Tally the lines of the data that include the word "must" and state the total, nothing else.

§ SUPPLIED RECORDS
────
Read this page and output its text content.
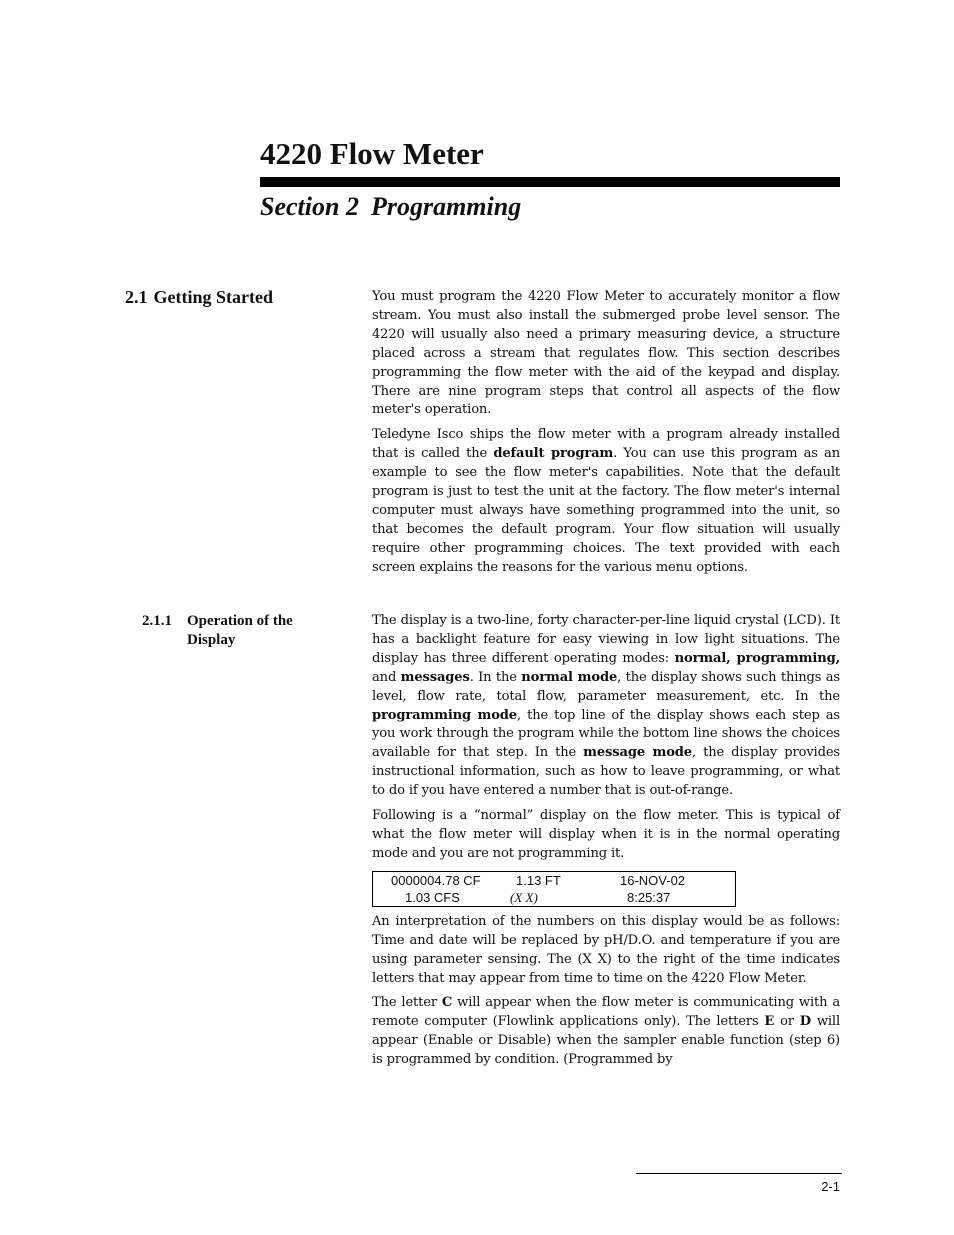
4220 Flow Meter
Section 2 Programming
2.1 Getting Started	You must program the 4220 Flow Meter to accurately monitor a flow stream. You must also install the submerged probe level sensor. The 4220 will usually also need a primary measuring device, a structure placed across a stream that regulates flow. This section describes programming the flow meter with the aid of the keypad and display. There are nine program steps that control all aspects of the flow meter's operation.

Teledyne Isco ships the flow meter with a program already installed that is called the default program. You can use this program as an example to see the flow meter's capabilities. Note that the default program is just to test the unit at the factory. The flow meter's internal computer must always have something programmed into the unit, so that becomes the default program. Your flow situation will usually require other programming choices. The text provided with each screen explains the reasons for the various menu options.

2.1.1 Operation of the Display

The display is a two-line, forty character-per-line liquid crystal (LCD). It has a backlight feature for easy viewing in low light situations. The display has three different operating modes: normal, programming, and messages. In the normal mode, the display shows such things as level, flow rate, total flow, parameter measurement, etc. In the programming mode, the top line of the display shows each step as you work through the program while the bottom line shows the choices available for that step. In the message mode, the display provides instructional information, such as how to leave programming, or what to do if you have entered a number that is out-of-range.

Following is a “normal” display on the flow meter. This is typical of what the flow meter will display when it is in the normal operating mode and you are not programming it.

0000004.78 CF	1.13 FT	16-NOV-02
1.03 CFS	(X X)	8:25:37

An interpretation of the numbers on this display would be as follows: Time and date will be replaced by pH/D.O. and temperature if you are using parameter sensing. The (X X) to the right of the time indicates letters that may appear from time to time on the 4220 Flow Meter.

The letter C will appear when the flow meter is communicating with a remote computer (Flowlink applications only). The letters E or D will appear (Enable or Disable) when the sampler enable function (step 6) is programmed by condition. (Programmed by

2-1
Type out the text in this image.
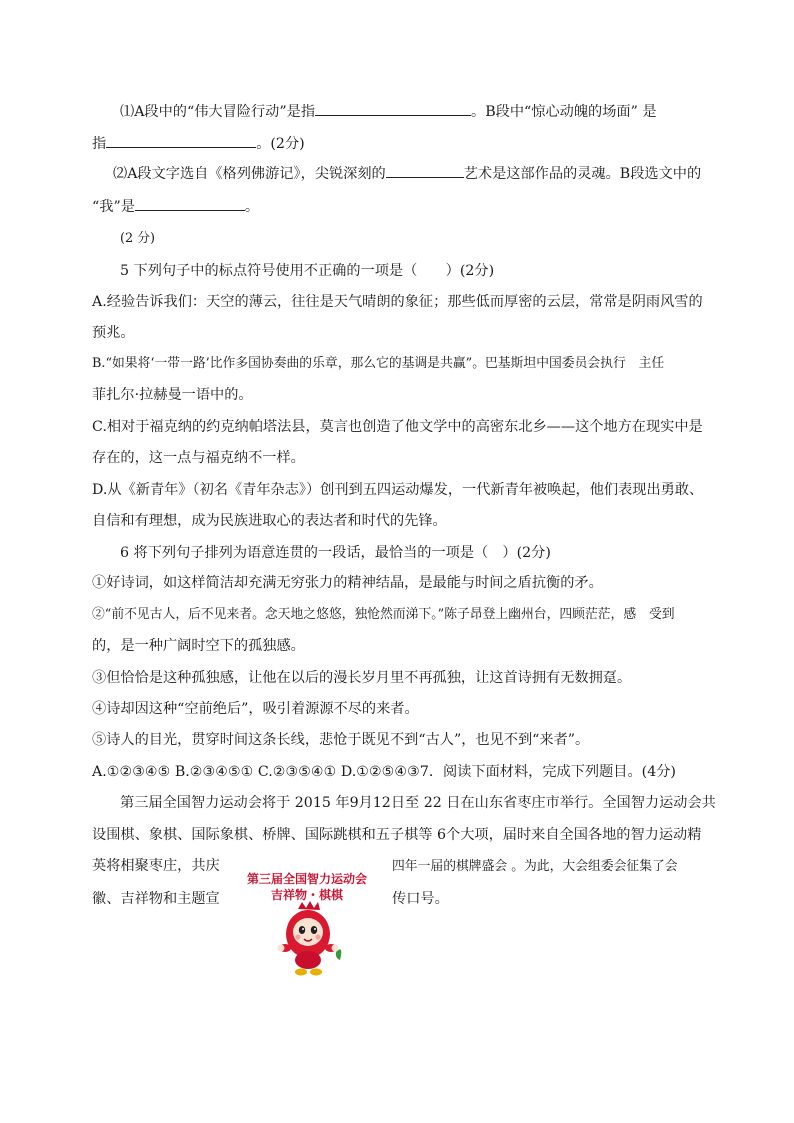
⑴A段中的“伟大冒险行动”是指	。B段中“惊心动魄的场面” 是
指	。(2分)
⑵A段文字选自《格列佛游记》，尖锐深刻的	艺术是这部作品的灵魂。B段选文中的
“我”是	。
(2 分)
5 下列句子中的标点符号使用不正确的一项是（　　）(2分)
A.经验告诉我们：天空的薄云，往往是天气晴朗的象征；那些低而厚密的云层，常常是阴雨风雪的
预兆。
B.“如果将‘一带一路’比作多国协奏曲的乐章，那么它的基调是共赢”。巴基斯坦中国委员会执行　主任
菲扎尔·拉赫曼一语中的。
C.相对于福克纳的约克纳帕塔法县，莫言也创造了他文学中的高密东北乡——这个地方在现实中是
存在的，这一点与福克纳不一样。
D.从《新青年》（初名《青年杂志》）创刊到五四运动爆发，一代新青年被唤起，他们表现出勇敢、
自信和有理想，成为民族进取心的表达者和时代的先锋。
6 将下列句子排列为语意连贯的一段话，最恰当的一项是（　）(2分)
①好诗词，如这样简洁却充满无穷张力的精神结晶，是最能与时间之盾抗衡的矛。
②“前不见古人，后不见来者。念天地之悠悠，独怆然而涕下。”陈子昂登上幽州台，四顾茫茫，感　受到
的，是一种广阔时空下的孤独感。
③但恰恰是这种孤独感，让他在以后的漫长岁月里不再孤独，让这首诗拥有无数拥趸。
④诗却因这种“空前绝后”，吸引着源源不尽的来者。
⑤诗人的目光，贯穿时间这条长线，悲怆于既见不到“古人”，也见不到“来者”。
A.①②③④⑤ B.②③④⑤① C.②③⑤④① D.①②⑤④③7．阅读下面材料，完成下列题目。(4分)
第三届全国智力运动会将于 2015 年9月12日至 22 日在山东省枣庄市举行。全国智力运动会共
设围棋、象棋、国际象棋、桥牌、国际跳棋和五子棋等 6个大项，届时来自全国各地的智力运动精
英将相聚枣庄，共庆	四年一届的棋牌盛会 。为此，大会组委会征集了会
徽、吉祥物和主题宣	传口号。
第三届全国智力运动会
吉祥物・棋棋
────
§ ANSWER FOR THE TASK
2